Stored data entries
** BEGIN **

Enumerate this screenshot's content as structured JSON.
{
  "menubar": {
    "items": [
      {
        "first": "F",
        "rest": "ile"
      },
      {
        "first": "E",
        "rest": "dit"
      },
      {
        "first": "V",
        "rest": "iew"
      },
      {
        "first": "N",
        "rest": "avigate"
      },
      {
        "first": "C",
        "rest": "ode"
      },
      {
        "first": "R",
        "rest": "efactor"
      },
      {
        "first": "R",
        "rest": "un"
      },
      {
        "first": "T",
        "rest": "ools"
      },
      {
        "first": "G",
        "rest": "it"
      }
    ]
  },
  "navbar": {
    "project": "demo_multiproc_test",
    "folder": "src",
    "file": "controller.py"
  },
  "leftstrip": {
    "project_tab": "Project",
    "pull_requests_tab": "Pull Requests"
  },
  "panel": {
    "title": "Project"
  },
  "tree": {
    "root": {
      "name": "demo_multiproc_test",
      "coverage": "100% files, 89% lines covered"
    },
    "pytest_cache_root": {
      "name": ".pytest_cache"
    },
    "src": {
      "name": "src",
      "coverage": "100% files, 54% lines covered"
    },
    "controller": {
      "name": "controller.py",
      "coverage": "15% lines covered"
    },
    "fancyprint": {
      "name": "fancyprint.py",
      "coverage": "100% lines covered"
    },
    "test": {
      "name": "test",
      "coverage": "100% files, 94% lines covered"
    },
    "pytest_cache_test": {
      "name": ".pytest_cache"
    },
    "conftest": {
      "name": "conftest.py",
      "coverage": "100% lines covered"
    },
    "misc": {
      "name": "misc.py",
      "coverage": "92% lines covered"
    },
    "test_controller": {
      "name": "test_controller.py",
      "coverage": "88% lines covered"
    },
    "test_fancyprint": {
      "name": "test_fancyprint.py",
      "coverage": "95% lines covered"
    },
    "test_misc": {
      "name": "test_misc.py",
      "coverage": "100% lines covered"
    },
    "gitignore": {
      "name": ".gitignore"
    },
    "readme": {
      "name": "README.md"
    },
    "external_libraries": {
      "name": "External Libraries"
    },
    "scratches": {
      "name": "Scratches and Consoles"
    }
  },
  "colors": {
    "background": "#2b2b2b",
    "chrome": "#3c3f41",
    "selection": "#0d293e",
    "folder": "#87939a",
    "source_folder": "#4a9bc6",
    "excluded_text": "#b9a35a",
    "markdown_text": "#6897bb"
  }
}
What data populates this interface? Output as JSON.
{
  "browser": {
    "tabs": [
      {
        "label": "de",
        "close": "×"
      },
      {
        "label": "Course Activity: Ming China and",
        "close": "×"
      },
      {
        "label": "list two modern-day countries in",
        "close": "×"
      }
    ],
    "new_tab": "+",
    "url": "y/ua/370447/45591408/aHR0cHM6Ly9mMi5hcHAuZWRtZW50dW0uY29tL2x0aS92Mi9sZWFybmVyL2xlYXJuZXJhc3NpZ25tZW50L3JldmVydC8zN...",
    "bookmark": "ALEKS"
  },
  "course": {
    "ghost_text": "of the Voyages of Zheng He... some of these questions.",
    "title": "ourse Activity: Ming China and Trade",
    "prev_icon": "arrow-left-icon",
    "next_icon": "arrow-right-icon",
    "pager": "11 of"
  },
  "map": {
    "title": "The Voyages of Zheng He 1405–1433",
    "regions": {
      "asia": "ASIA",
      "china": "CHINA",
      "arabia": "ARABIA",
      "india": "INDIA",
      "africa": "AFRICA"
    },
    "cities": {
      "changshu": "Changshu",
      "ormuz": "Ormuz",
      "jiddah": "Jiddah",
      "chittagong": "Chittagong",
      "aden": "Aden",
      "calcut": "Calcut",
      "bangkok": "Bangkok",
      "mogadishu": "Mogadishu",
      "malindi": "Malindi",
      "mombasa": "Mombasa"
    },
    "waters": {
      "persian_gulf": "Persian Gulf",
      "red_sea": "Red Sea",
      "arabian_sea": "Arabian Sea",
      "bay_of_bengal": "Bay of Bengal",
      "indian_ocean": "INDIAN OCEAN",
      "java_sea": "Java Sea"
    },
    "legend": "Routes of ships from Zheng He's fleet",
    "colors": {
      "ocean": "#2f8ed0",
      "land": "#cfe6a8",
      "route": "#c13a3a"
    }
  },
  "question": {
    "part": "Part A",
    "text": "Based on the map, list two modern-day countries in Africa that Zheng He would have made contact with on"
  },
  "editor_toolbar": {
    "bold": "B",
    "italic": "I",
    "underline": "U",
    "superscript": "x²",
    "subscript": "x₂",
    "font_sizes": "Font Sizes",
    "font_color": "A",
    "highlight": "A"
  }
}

** END **

_Exercise directions_:
All records above must be set down exactly, please.

_Exercise solution_:
Enumerate this screenshot's content as structured JSON.
{
  "menubar": {
    "items": [
      {
        "first": "F",
        "rest": "ile"
      },
      {
        "first": "E",
        "rest": "dit"
      },
      {
        "first": "V",
        "rest": "iew"
      },
      {
        "first": "N",
        "rest": "avigate"
      },
      {
        "first": "C",
        "rest": "ode"
      },
      {
        "first": "R",
        "rest": "efactor"
      },
      {
        "first": "R",
        "rest": "un"
      },
      {
        "first": "T",
        "rest": "ools"
      },
      {
        "first": "G",
        "rest": "it"
      }
    ]
  },
  "navbar": {
    "project": "demo_multiproc_test",
    "folder": "src",
    "file": "controller.py"
  },
  "leftstrip": {
    "project_tab": "Project",
    "pull_requests_tab": "Pull Requests"
  },
  "panel": {
    "title": "Project"
  },
  "tree": {
    "root": {
      "name": "demo_multiproc_test",
      "coverage": "100% files, 89% lines covered"
    },
    "pytest_cache_root": {
      "name": ".pytest_cache"
    },
    "src": {
      "name": "src",
      "coverage": "100% files, 54% lines covered"
    },
    "controller": {
      "name": "controller.py",
      "coverage": "15% lines covered"
    },
    "fancyprint": {
      "name": "fancyprint.py",
      "coverage": "100% lines covered"
    },
    "test": {
      "name": "test",
      "coverage": "100% files, 94% lines covered"
    },
    "pytest_cache_test": {
      "name": ".pytest_cache"
    },
    "conftest": {
      "name": "conftest.py",
      "coverage": "100% lines covered"
    },
    "misc": {
      "name": "misc.py",
      "coverage": "92% lines covered"
    },
    "test_controller": {
      "name": "test_controller.py",
      "coverage": "88% lines covered"
    },
    "test_fancyprint": {
      "name": "test_fancyprint.py",
      "coverage": "95% lines covered"
    },
    "test_misc": {
      "name": "test_misc.py",
      "coverage": "100% lines covered"
    },
    "gitignore": {
      "name": ".gitignore"
    },
    "readme": {
      "name": "README.md"
    },
    "external_libraries": {
      "name": "External Libraries"
    },
    "scratches": {
      "name": "Scratches and Consoles"
    }
  },
  "colors": {
    "background": "#2b2b2b",
    "chrome": "#3c3f41",
    "selection": "#0d293e",
    "folder": "#87939a",
    "source_folder": "#4a9bc6",
    "excluded_text": "#b9a35a",
    "markdown_text": "#6897bb"
  }
}
What data populates this interface? Output as JSON.
{
  "browser": {
    "tabs": [
      {
        "label": "de",
        "close": "×"
      },
      {
        "label": "Course Activity: Ming China and",
        "close": "×"
      },
      {
        "label": "list two modern-day countries in",
        "close": "×"
      }
    ],
    "new_tab": "+",
    "url": "y/ua/370447/45591408/aHR0cHM6Ly9mMi5hcHAuZWRtZW50dW0uY29tL2x0aS92Mi9sZWFybmVyL2xlYXJuZXJhc3NpZ25tZW50L3JldmVydC8zN...",
    "bookmark": "ALEKS"
  },
  "course": {
    "ghost_text": "of the Voyages of Zheng He... some of these questions.",
    "title": "ourse Activity: Ming China and Trade",
    "prev_icon": "arrow-left-icon",
    "next_icon": "arrow-right-icon",
    "pager": "11 of"
  },
  "map": {
    "title": "The Voyages of Zheng He 1405–1433",
    "regions": {
      "asia": "ASIA",
      "china": "CHINA",
      "arabia": "ARABIA",
      "india": "INDIA",
      "africa": "AFRICA"
    },
    "cities": {
      "changshu": "Changshu",
      "ormuz": "Ormuz",
      "jiddah": "Jiddah",
      "chittagong": "Chittagong",
      "aden": "Aden",
      "calcut": "Calcut",
      "bangkok": "Bangkok",
      "mogadishu": "Mogadishu",
      "malindi": "Malindi",
      "mombasa": "Mombasa"
    },
    "waters": {
      "persian_gulf": "Persian Gulf",
      "red_sea": "Red Sea",
      "arabian_sea": "Arabian Sea",
      "bay_of_bengal": "Bay of Bengal",
      "indian_ocean": "INDIAN OCEAN",
      "java_sea": "Java Sea"
    },
    "legend": "Routes of ships from Zheng He's fleet",
    "colors": {
      "ocean": "#2f8ed0",
      "land": "#cfe6a8",
      "route": "#c13a3a"
    }
  },
  "question": {
    "part": "Part A",
    "text": "Based on the map, list two modern-day countries in Africa that Zheng He would have made contact with on"
  },
  "editor_toolbar": {
    "bold": "B",
    "italic": "I",
    "underline": "U",
    "superscript": "x²",
    "subscript": "x₂",
    "font_sizes": "Font Sizes",
    "font_color": "A",
    "highlight": "A"
  }
}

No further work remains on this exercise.